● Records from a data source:
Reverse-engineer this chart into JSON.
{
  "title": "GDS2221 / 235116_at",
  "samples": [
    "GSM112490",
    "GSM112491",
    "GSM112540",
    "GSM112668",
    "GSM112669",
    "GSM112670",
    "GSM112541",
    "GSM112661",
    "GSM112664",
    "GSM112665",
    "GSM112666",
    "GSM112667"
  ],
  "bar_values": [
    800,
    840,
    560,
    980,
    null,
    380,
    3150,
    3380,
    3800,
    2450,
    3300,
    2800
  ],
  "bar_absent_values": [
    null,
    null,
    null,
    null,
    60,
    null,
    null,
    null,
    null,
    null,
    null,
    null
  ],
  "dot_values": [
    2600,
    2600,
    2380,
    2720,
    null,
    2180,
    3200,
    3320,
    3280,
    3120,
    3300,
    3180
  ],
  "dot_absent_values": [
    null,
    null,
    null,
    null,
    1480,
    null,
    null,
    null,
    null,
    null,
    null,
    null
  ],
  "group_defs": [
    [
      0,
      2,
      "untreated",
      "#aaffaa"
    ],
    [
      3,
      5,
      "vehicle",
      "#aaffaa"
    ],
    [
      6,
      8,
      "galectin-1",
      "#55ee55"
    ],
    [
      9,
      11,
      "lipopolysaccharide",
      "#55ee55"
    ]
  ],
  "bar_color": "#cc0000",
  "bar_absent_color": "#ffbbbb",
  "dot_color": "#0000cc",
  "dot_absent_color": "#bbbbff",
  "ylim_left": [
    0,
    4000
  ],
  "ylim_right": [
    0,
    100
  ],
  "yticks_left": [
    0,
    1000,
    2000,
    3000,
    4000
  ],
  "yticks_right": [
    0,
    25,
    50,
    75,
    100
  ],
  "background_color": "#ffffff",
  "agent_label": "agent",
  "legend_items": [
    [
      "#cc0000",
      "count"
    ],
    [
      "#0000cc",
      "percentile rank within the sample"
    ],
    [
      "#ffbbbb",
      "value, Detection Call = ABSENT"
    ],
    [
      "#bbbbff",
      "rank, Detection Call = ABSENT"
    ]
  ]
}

● GOAL OF THE EXERCISE: Retype the records above exactly.

● RESPONSE:
Reverse-engineer this chart into JSON.
{
  "title": "GDS2221 / 235116_at",
  "samples": [
    "GSM112490",
    "GSM112491",
    "GSM112540",
    "GSM112668",
    "GSM112669",
    "GSM112670",
    "GSM112541",
    "GSM112661",
    "GSM112664",
    "GSM112665",
    "GSM112666",
    "GSM112667"
  ],
  "bar_values": [
    800,
    840,
    560,
    980,
    null,
    380,
    3150,
    3380,
    3800,
    2450,
    3300,
    2800
  ],
  "bar_absent_values": [
    null,
    null,
    null,
    null,
    60,
    null,
    null,
    null,
    null,
    null,
    null,
    null
  ],
  "dot_values": [
    2600,
    2600,
    2380,
    2720,
    null,
    2180,
    3200,
    3320,
    3280,
    3120,
    3300,
    3180
  ],
  "dot_absent_values": [
    null,
    null,
    null,
    null,
    1480,
    null,
    null,
    null,
    null,
    null,
    null,
    null
  ],
  "group_defs": [
    [
      0,
      2,
      "untreated",
      "#aaffaa"
    ],
    [
      3,
      5,
      "vehicle",
      "#aaffaa"
    ],
    [
      6,
      8,
      "galectin-1",
      "#55ee55"
    ],
    [
      9,
      11,
      "lipopolysaccharide",
      "#55ee55"
    ]
  ],
  "bar_color": "#cc0000",
  "bar_absent_color": "#ffbbbb",
  "dot_color": "#0000cc",
  "dot_absent_color": "#bbbbff",
  "ylim_left": [
    0,
    4000
  ],
  "ylim_right": [
    0,
    100
  ],
  "yticks_left": [
    0,
    1000,
    2000,
    3000,
    4000
  ],
  "yticks_right": [
    0,
    25,
    50,
    75,
    100
  ],
  "background_color": "#ffffff",
  "agent_label": "agent",
  "legend_items": [
    [
      "#cc0000",
      "count"
    ],
    [
      "#0000cc",
      "percentile rank within the sample"
    ],
    [
      "#ffbbbb",
      "value, Detection Call = ABSENT"
    ],
    [
      "#bbbbff",
      "rank, Detection Call = ABSENT"
    ]
  ]
}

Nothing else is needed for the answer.